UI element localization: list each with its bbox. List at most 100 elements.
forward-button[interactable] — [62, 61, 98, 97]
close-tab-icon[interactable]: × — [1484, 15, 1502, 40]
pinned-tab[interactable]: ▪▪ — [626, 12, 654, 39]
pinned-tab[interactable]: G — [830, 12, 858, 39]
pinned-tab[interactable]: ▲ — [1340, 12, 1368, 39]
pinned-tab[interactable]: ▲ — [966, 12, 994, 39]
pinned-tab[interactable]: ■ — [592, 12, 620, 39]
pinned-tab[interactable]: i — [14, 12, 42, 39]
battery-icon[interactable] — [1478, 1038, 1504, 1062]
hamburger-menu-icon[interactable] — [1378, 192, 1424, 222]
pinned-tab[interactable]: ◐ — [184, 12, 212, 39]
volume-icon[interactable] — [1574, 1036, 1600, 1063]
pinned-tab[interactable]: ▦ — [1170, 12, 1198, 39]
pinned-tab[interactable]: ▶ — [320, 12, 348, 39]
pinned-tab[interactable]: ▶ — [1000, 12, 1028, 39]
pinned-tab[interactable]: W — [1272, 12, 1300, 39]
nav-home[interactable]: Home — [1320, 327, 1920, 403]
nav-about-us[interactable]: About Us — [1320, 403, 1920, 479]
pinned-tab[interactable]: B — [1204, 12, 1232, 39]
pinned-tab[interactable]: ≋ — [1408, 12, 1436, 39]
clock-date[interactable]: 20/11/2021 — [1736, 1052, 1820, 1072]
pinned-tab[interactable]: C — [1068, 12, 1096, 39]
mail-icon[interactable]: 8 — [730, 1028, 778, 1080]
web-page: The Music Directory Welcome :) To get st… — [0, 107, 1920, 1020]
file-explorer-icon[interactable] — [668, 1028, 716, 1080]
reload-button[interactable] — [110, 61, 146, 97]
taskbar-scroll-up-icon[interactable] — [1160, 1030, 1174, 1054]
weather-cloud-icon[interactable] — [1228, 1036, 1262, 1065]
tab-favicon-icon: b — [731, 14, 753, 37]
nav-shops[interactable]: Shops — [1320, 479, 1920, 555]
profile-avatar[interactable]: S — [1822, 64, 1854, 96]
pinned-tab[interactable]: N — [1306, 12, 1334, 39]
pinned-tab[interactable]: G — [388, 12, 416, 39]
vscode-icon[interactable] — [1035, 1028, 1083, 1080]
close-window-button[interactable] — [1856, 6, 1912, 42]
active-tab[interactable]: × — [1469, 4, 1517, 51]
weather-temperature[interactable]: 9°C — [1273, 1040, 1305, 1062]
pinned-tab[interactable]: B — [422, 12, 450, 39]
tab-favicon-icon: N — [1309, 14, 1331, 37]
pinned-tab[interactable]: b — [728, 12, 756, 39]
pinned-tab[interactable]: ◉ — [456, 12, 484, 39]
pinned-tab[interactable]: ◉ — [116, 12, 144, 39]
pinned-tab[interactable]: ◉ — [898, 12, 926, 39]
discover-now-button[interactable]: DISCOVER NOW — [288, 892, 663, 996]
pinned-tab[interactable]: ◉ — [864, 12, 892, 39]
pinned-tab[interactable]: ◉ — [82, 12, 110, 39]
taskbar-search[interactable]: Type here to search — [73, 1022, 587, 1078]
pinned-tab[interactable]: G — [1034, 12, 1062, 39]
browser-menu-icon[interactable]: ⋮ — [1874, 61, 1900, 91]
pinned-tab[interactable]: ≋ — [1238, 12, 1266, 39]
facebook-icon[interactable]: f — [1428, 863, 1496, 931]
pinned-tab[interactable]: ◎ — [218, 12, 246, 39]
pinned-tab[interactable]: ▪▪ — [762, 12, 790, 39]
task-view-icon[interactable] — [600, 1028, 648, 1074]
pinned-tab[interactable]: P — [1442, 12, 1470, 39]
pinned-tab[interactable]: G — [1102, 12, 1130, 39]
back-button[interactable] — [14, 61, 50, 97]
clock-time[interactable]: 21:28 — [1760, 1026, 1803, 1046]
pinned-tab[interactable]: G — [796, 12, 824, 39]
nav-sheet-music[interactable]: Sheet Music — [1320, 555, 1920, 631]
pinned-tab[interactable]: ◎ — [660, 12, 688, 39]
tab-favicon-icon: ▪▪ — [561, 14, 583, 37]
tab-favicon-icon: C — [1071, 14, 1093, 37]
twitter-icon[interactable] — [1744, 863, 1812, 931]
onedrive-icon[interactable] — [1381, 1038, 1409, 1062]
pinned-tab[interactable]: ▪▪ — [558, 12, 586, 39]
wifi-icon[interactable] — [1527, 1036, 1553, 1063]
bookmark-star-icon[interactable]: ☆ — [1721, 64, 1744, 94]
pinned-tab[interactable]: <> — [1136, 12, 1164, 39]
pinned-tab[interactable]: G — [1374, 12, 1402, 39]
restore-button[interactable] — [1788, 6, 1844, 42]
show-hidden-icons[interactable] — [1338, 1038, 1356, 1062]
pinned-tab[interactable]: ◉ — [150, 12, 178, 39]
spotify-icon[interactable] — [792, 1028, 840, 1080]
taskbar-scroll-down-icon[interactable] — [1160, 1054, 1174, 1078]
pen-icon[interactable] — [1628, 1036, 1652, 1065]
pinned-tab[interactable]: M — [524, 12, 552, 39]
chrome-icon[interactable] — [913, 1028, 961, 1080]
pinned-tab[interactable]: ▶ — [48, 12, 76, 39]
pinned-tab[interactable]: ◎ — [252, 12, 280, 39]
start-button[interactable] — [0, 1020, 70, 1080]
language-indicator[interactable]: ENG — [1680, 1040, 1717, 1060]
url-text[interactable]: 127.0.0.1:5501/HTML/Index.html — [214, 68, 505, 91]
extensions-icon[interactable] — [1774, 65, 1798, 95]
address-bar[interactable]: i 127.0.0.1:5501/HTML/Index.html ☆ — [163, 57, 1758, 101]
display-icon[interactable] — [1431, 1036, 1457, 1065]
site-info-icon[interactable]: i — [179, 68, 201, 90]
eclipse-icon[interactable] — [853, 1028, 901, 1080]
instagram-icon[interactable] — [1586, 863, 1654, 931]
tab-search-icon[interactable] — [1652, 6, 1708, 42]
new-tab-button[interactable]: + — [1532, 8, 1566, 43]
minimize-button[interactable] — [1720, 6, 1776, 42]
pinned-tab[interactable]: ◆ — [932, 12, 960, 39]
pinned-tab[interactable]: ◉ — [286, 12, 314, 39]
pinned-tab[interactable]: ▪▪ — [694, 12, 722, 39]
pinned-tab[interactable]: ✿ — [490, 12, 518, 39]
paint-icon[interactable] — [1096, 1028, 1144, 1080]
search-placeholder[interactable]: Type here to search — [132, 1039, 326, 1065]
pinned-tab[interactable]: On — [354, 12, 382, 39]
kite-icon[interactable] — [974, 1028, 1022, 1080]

**What needs to be done**
Write out the entries above again, replacing every "pinned-tab" with "fixed-tab" and leaving everything else the same.

**Result for this exercise**
UI element localization: list each with its bbox. List at most 100 elements.
forward-button[interactable] — [62, 61, 98, 97]
close-tab-icon[interactable]: × — [1484, 15, 1502, 40]
fixed-tab[interactable]: ▪▪ — [626, 12, 654, 39]
fixed-tab[interactable]: G — [830, 12, 858, 39]
fixed-tab[interactable]: ▲ — [1340, 12, 1368, 39]
fixed-tab[interactable]: ▲ — [966, 12, 994, 39]
fixed-tab[interactable]: ■ — [592, 12, 620, 39]
fixed-tab[interactable]: i — [14, 12, 42, 39]
battery-icon[interactable] — [1478, 1038, 1504, 1062]
hamburger-menu-icon[interactable] — [1378, 192, 1424, 222]
fixed-tab[interactable]: ◐ — [184, 12, 212, 39]
volume-icon[interactable] — [1574, 1036, 1600, 1063]
fixed-tab[interactable]: ▦ — [1170, 12, 1198, 39]
fixed-tab[interactable]: ▶ — [320, 12, 348, 39]
fixed-tab[interactable]: ▶ — [1000, 12, 1028, 39]
fixed-tab[interactable]: W — [1272, 12, 1300, 39]
nav-home[interactable]: Home — [1320, 327, 1920, 403]
nav-about-us[interactable]: About Us — [1320, 403, 1920, 479]
fixed-tab[interactable]: B — [1204, 12, 1232, 39]
fixed-tab[interactable]: ≋ — [1408, 12, 1436, 39]
clock-date[interactable]: 20/11/2021 — [1736, 1052, 1820, 1072]
fixed-tab[interactable]: C — [1068, 12, 1096, 39]
mail-icon[interactable]: 8 — [730, 1028, 778, 1080]
web-page: The Music Directory Welcome :) To get st… — [0, 107, 1920, 1020]
file-explorer-icon[interactable] — [668, 1028, 716, 1080]
reload-button[interactable] — [110, 61, 146, 97]
taskbar-scroll-up-icon[interactable] — [1160, 1030, 1174, 1054]
weather-cloud-icon[interactable] — [1228, 1036, 1262, 1065]
tab-favicon-icon: b — [731, 14, 753, 37]
nav-shops[interactable]: Shops — [1320, 479, 1920, 555]
profile-avatar[interactable]: S — [1822, 64, 1854, 96]
fixed-tab[interactable]: N — [1306, 12, 1334, 39]
fixed-tab[interactable]: G — [388, 12, 416, 39]
vscode-icon[interactable] — [1035, 1028, 1083, 1080]
close-window-button[interactable] — [1856, 6, 1912, 42]
active-tab[interactable]: × — [1469, 4, 1517, 51]
weather-temperature[interactable]: 9°C — [1273, 1040, 1305, 1062]
fixed-tab[interactable]: B — [422, 12, 450, 39]
tab-favicon-icon: N — [1309, 14, 1331, 37]
fixed-tab[interactable]: b — [728, 12, 756, 39]
fixed-tab[interactable]: ◉ — [456, 12, 484, 39]
fixed-tab[interactable]: ◉ — [116, 12, 144, 39]
fixed-tab[interactable]: ◉ — [898, 12, 926, 39]
discover-now-button[interactable]: DISCOVER NOW — [288, 892, 663, 996]
fixed-tab[interactable]: ◉ — [864, 12, 892, 39]
fixed-tab[interactable]: ◉ — [82, 12, 110, 39]
taskbar-search[interactable]: Type here to search — [73, 1022, 587, 1078]
fixed-tab[interactable]: G — [1034, 12, 1062, 39]
browser-menu-icon[interactable]: ⋮ — [1874, 61, 1900, 91]
fixed-tab[interactable]: ≋ — [1238, 12, 1266, 39]
facebook-icon[interactable]: f — [1428, 863, 1496, 931]
fixed-tab[interactable]: ◎ — [218, 12, 246, 39]
fixed-tab[interactable]: ▪▪ — [762, 12, 790, 39]
task-view-icon[interactable] — [600, 1028, 648, 1074]
fixed-tab[interactable]: P — [1442, 12, 1470, 39]
fixed-tab[interactable]: G — [1102, 12, 1130, 39]
back-button[interactable] — [14, 61, 50, 97]
clock-time[interactable]: 21:28 — [1760, 1026, 1803, 1046]
fixed-tab[interactable]: G — [796, 12, 824, 39]
nav-sheet-music[interactable]: Sheet Music — [1320, 555, 1920, 631]
fixed-tab[interactable]: ◎ — [660, 12, 688, 39]
tab-favicon-icon: ▪▪ — [561, 14, 583, 37]
tab-favicon-icon: C — [1071, 14, 1093, 37]
twitter-icon[interactable] — [1744, 863, 1812, 931]
onedrive-icon[interactable] — [1381, 1038, 1409, 1062]
fixed-tab[interactable]: ▪▪ — [558, 12, 586, 39]
wifi-icon[interactable] — [1527, 1036, 1553, 1063]
bookmark-star-icon[interactable]: ☆ — [1721, 64, 1744, 94]
fixed-tab[interactable]: <> — [1136, 12, 1164, 39]
fixed-tab[interactable]: G — [1374, 12, 1402, 39]
restore-button[interactable] — [1788, 6, 1844, 42]
show-hidden-icons[interactable] — [1338, 1038, 1356, 1062]
fixed-tab[interactable]: ◉ — [150, 12, 178, 39]
spotify-icon[interactable] — [792, 1028, 840, 1080]
taskbar-scroll-down-icon[interactable] — [1160, 1054, 1174, 1078]
pen-icon[interactable] — [1628, 1036, 1652, 1065]
fixed-tab[interactable]: M — [524, 12, 552, 39]
chrome-icon[interactable] — [913, 1028, 961, 1080]
fixed-tab[interactable]: ▶ — [48, 12, 76, 39]
fixed-tab[interactable]: ◎ — [252, 12, 280, 39]
start-button[interactable] — [0, 1020, 70, 1080]
language-indicator[interactable]: ENG — [1680, 1040, 1717, 1060]
url-text[interactable]: 127.0.0.1:5501/HTML/Index.html — [214, 68, 505, 91]
extensions-icon[interactable] — [1774, 65, 1798, 95]
address-bar[interactable]: i 127.0.0.1:5501/HTML/Index.html ☆ — [163, 57, 1758, 101]
display-icon[interactable] — [1431, 1036, 1457, 1065]
site-info-icon[interactable]: i — [179, 68, 201, 90]
eclipse-icon[interactable] — [853, 1028, 901, 1080]
instagram-icon[interactable] — [1586, 863, 1654, 931]
tab-search-icon[interactable] — [1652, 6, 1708, 42]
new-tab-button[interactable]: + — [1532, 8, 1566, 43]
minimize-button[interactable] — [1720, 6, 1776, 42]
fixed-tab[interactable]: ◆ — [932, 12, 960, 39]
fixed-tab[interactable]: ◉ — [286, 12, 314, 39]
fixed-tab[interactable]: ▪▪ — [694, 12, 722, 39]
fixed-tab[interactable]: ✿ — [490, 12, 518, 39]
paint-icon[interactable] — [1096, 1028, 1144, 1080]
search-placeholder[interactable]: Type here to search — [132, 1039, 326, 1065]
fixed-tab[interactable]: On — [354, 12, 382, 39]
kite-icon[interactable] — [974, 1028, 1022, 1080]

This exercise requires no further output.